Exercise: Reproduce every line from the one containing "annotation: 2008 — [394, 553, 425, 564]" down to the one containing "annotation: 2016 — [672, 251, 708, 263]", including both of those lines, and nothing else.

Exercise inputs:
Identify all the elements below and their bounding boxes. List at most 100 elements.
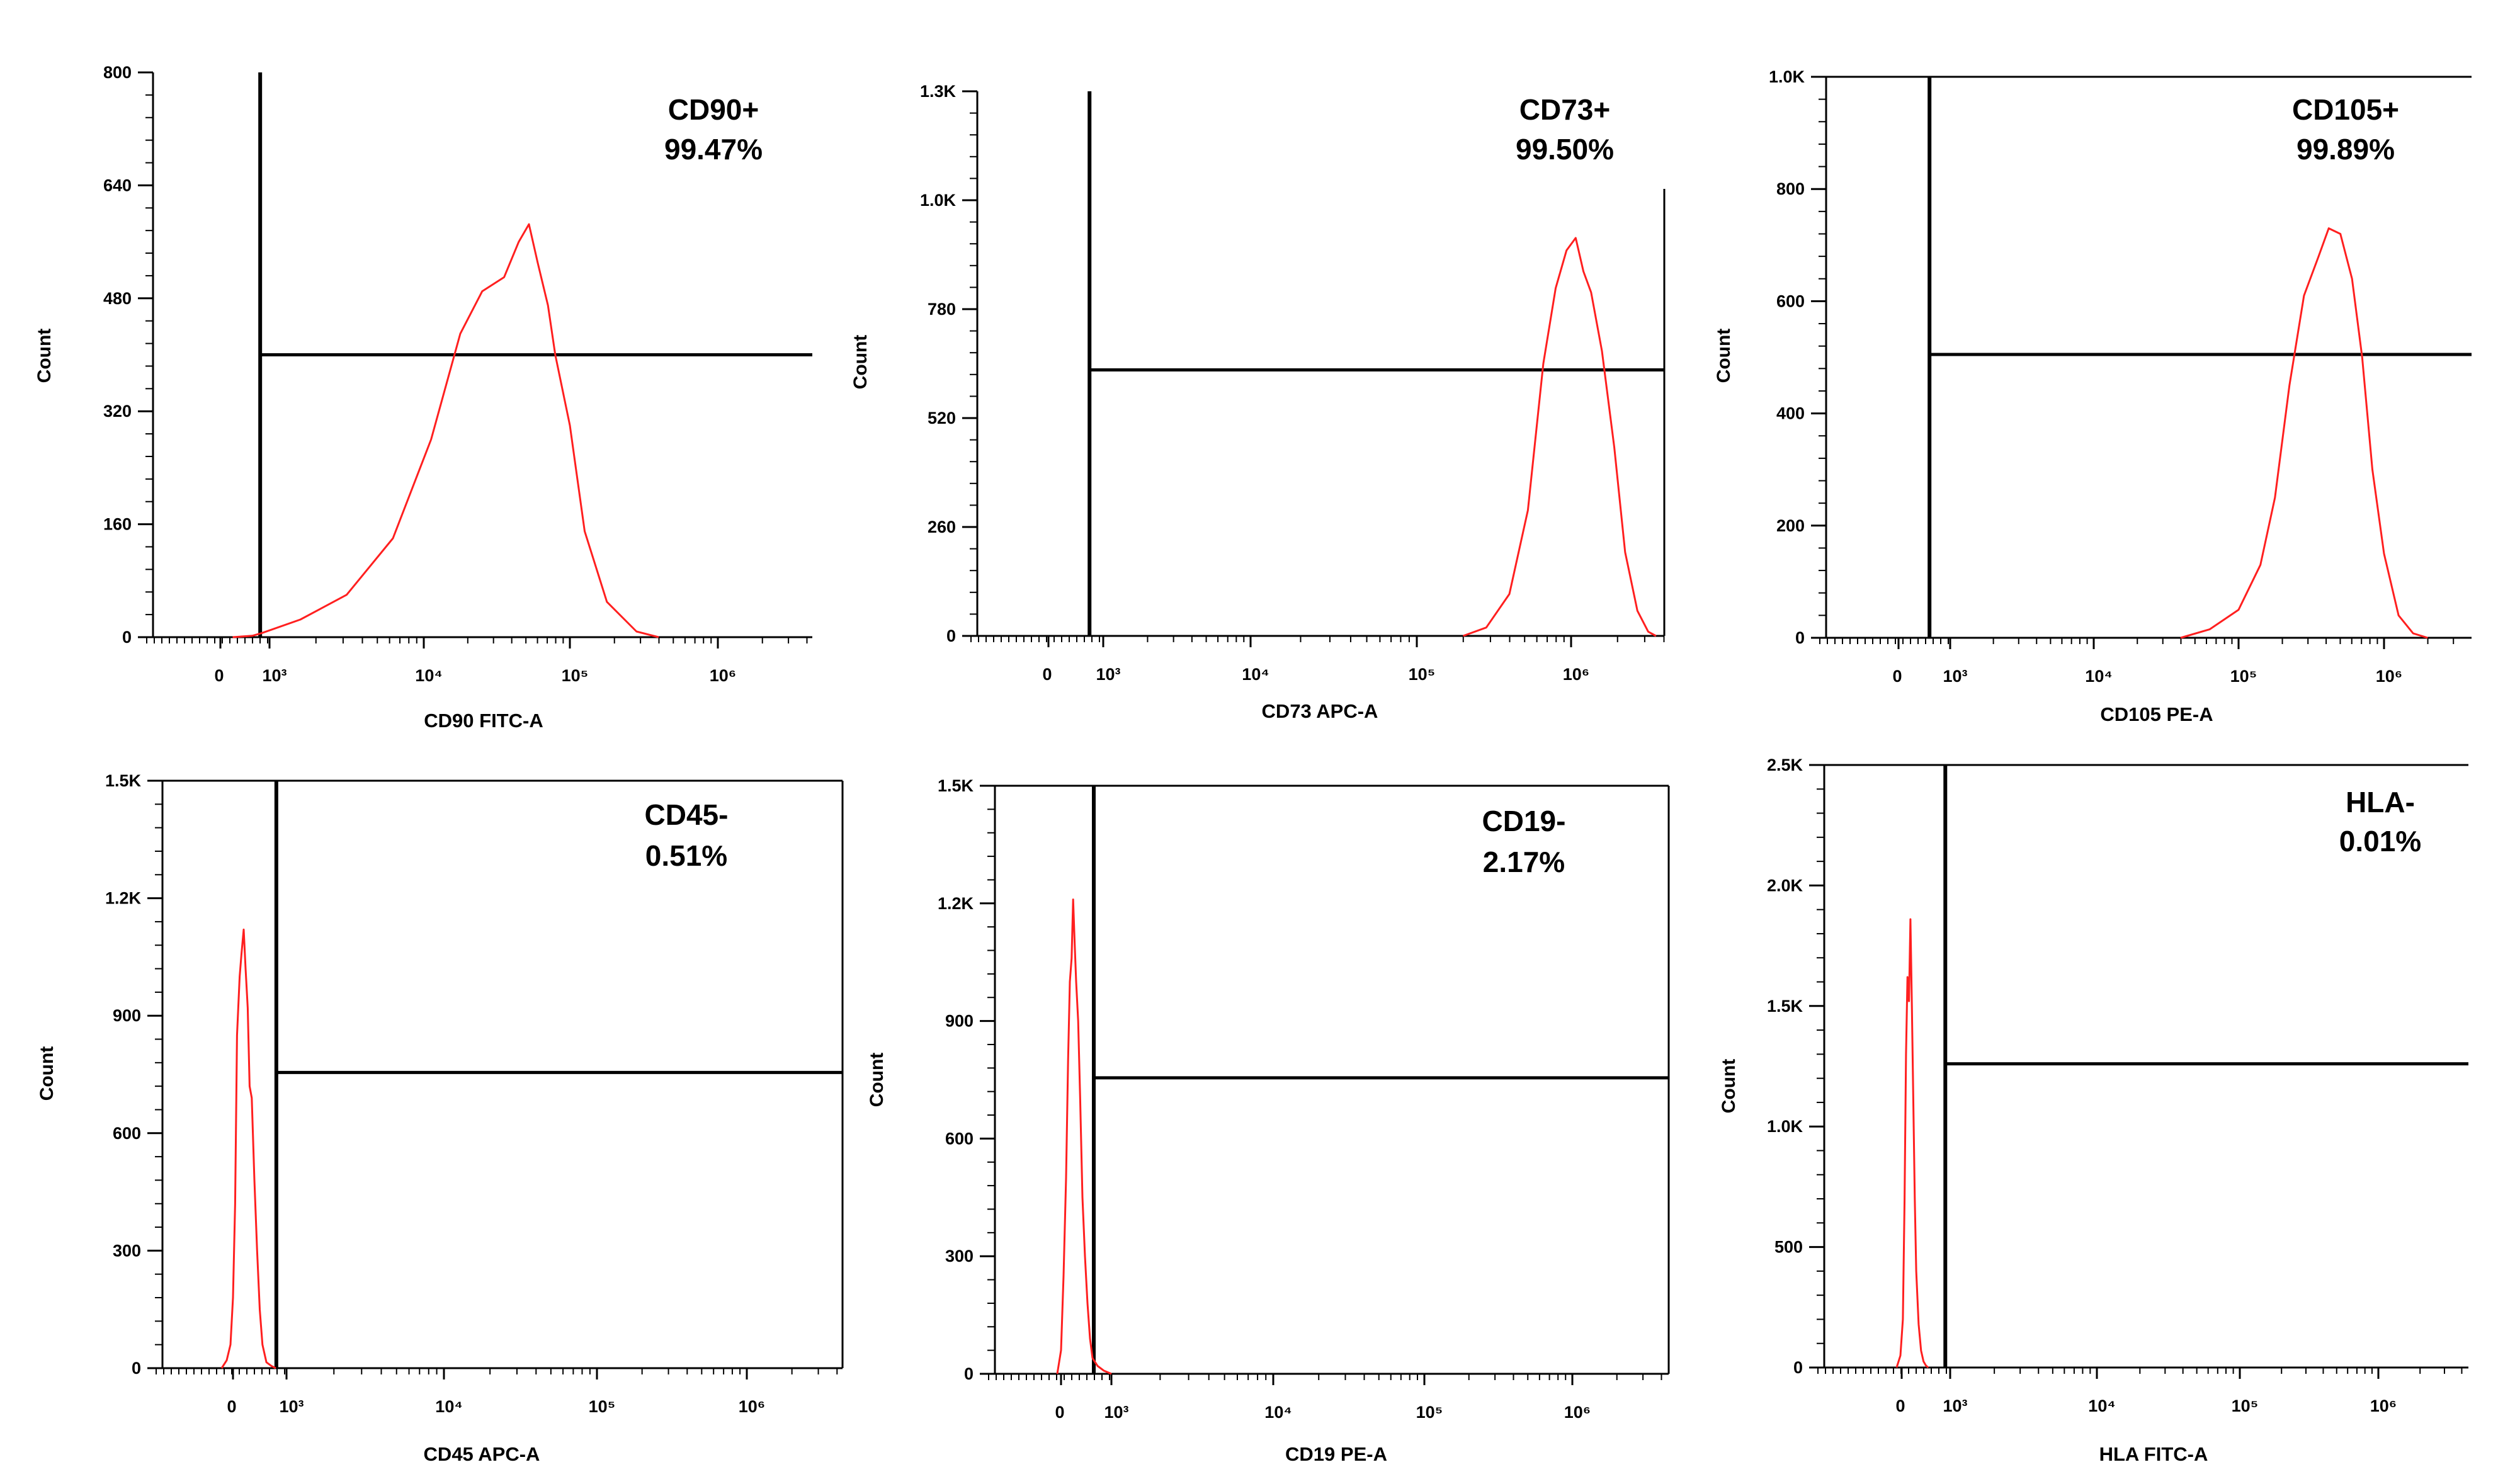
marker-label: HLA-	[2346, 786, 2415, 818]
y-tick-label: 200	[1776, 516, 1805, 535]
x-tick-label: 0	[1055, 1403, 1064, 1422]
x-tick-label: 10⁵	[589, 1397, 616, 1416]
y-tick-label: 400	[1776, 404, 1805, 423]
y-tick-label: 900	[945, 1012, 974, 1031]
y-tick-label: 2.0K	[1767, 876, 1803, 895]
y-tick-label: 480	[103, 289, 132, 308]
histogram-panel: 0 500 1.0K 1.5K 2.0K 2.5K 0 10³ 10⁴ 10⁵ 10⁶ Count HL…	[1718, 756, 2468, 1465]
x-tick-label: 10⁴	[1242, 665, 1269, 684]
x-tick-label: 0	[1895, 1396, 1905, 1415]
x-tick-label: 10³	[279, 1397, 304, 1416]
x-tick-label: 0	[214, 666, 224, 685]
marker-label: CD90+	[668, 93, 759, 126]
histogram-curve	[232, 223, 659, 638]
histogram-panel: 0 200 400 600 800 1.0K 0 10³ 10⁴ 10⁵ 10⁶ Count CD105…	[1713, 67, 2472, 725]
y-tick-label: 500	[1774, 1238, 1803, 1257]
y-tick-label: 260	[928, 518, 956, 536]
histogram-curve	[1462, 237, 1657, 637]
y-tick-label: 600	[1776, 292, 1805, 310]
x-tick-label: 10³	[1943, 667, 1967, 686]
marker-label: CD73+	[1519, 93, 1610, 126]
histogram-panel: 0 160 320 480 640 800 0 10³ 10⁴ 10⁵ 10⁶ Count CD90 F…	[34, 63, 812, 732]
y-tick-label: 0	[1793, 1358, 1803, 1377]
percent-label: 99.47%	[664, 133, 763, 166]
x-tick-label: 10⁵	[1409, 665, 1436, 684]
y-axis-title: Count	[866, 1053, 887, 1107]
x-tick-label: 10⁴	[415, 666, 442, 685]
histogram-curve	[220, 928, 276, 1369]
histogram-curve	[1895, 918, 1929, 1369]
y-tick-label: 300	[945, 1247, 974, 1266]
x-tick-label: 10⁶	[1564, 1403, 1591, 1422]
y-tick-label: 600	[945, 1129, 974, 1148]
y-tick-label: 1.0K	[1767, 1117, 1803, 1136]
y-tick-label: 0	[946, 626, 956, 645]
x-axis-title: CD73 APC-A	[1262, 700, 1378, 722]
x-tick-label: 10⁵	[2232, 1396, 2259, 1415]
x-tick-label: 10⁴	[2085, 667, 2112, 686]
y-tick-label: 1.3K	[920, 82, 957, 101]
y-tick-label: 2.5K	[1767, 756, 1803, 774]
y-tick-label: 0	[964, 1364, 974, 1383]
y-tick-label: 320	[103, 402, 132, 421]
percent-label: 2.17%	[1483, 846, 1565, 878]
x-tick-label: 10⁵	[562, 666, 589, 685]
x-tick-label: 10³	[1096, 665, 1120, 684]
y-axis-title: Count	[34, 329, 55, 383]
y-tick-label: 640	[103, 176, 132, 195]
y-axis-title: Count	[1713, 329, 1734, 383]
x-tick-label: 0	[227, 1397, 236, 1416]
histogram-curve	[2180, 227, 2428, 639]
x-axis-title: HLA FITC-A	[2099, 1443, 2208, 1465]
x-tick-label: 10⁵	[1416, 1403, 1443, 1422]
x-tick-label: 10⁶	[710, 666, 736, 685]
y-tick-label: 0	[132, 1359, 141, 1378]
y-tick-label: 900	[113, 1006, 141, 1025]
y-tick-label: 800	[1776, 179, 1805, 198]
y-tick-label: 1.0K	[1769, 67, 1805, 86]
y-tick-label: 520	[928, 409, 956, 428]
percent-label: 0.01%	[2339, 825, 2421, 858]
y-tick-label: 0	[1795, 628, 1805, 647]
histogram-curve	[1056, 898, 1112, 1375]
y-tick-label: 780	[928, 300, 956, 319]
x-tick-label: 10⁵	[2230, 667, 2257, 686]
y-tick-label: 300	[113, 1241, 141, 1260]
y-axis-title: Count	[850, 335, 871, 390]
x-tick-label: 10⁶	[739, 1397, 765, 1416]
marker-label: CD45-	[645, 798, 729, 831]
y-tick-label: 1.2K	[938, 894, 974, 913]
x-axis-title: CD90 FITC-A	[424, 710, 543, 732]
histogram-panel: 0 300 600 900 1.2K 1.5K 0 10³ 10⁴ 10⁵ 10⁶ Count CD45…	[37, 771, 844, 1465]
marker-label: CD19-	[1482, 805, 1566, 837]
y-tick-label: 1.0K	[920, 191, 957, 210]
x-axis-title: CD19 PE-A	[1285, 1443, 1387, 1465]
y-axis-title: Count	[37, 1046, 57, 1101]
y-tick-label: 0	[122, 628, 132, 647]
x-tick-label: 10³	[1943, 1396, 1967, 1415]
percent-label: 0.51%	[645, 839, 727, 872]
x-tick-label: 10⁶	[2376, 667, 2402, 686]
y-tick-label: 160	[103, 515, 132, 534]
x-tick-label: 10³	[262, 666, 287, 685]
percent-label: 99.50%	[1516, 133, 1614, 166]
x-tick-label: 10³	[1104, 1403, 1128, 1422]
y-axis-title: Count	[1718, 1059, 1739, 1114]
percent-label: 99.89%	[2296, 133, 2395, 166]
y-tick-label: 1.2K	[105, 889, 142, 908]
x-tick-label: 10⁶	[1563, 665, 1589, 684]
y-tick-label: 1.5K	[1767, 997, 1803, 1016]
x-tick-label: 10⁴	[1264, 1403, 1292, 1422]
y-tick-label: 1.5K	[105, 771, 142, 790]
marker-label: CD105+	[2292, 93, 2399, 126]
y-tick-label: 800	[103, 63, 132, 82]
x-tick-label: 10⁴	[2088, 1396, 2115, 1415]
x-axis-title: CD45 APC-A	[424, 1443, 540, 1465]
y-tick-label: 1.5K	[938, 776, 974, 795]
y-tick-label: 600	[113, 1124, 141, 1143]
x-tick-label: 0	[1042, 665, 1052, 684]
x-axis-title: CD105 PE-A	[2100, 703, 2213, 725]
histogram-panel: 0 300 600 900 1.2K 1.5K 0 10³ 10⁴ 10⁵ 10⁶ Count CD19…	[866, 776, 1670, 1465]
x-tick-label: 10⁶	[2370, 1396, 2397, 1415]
* * *
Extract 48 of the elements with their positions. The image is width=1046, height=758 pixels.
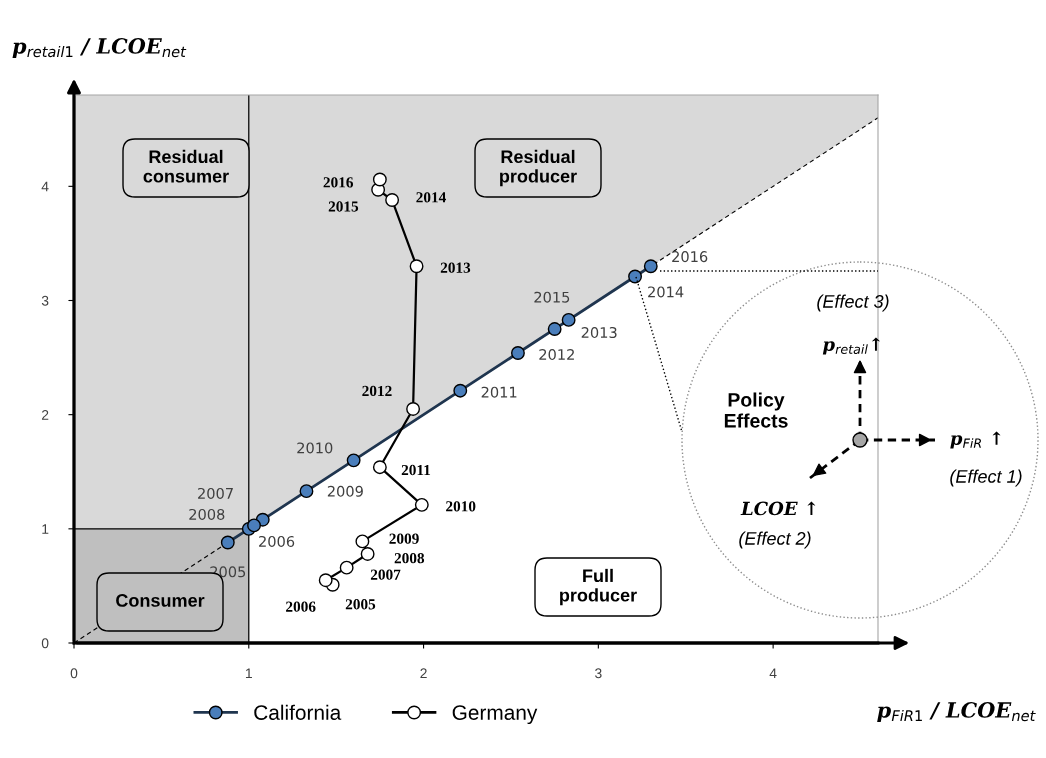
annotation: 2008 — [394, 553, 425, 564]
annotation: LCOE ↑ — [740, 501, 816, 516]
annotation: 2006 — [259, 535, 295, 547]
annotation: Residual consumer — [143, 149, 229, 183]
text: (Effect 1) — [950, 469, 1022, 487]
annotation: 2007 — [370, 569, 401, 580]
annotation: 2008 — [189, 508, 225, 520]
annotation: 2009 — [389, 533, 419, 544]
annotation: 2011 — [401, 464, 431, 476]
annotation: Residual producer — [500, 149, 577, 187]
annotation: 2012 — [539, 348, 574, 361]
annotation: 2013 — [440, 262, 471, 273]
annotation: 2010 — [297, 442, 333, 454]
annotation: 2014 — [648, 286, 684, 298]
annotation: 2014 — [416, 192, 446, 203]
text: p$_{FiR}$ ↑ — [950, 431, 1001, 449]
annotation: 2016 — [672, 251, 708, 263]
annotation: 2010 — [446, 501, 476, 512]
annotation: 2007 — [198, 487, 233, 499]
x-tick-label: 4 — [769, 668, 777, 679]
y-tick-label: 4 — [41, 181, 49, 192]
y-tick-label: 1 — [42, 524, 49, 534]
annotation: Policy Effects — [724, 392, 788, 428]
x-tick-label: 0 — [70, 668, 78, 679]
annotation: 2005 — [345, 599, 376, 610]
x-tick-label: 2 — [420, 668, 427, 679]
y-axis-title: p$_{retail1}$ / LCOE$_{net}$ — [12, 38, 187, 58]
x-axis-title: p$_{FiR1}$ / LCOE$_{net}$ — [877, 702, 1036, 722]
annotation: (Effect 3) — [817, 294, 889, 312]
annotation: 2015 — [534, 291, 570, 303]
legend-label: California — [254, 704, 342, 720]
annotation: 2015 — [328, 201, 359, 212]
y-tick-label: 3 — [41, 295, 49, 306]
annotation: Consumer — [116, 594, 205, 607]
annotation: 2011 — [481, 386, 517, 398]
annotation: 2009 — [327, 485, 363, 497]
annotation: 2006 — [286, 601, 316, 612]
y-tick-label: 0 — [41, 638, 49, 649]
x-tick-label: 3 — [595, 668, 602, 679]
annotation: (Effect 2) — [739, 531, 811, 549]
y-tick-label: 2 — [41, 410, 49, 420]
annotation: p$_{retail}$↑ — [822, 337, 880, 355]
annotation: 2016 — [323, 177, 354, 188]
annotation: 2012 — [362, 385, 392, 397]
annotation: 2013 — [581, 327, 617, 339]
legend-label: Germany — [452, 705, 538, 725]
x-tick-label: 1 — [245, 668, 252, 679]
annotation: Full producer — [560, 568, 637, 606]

Answer to the exercise:
annotation: 2008 — [394, 553, 425, 564]
annotation: LCOE ↑ — [740, 501, 816, 516]
annotation: 2006 — [259, 535, 295, 547]
annotation: Residual consumer — [143, 149, 229, 183]
text: (Effect 1) — [950, 469, 1022, 487]
annotation: 2007 — [370, 569, 401, 580]
annotation: 2008 — [189, 508, 225, 520]
annotation: 2009 — [389, 533, 419, 544]
annotation: 2011 — [401, 464, 431, 476]
annotation: Residual producer — [500, 149, 577, 187]
annotation: 2012 — [539, 348, 574, 361]
annotation: 2013 — [440, 262, 471, 273]
annotation: 2010 — [297, 442, 333, 454]
annotation: 2014 — [648, 286, 684, 298]
annotation: 2014 — [416, 192, 446, 203]
text: p$_{FiR}$ ↑ — [950, 431, 1001, 449]
annotation: 2016 — [672, 251, 708, 263]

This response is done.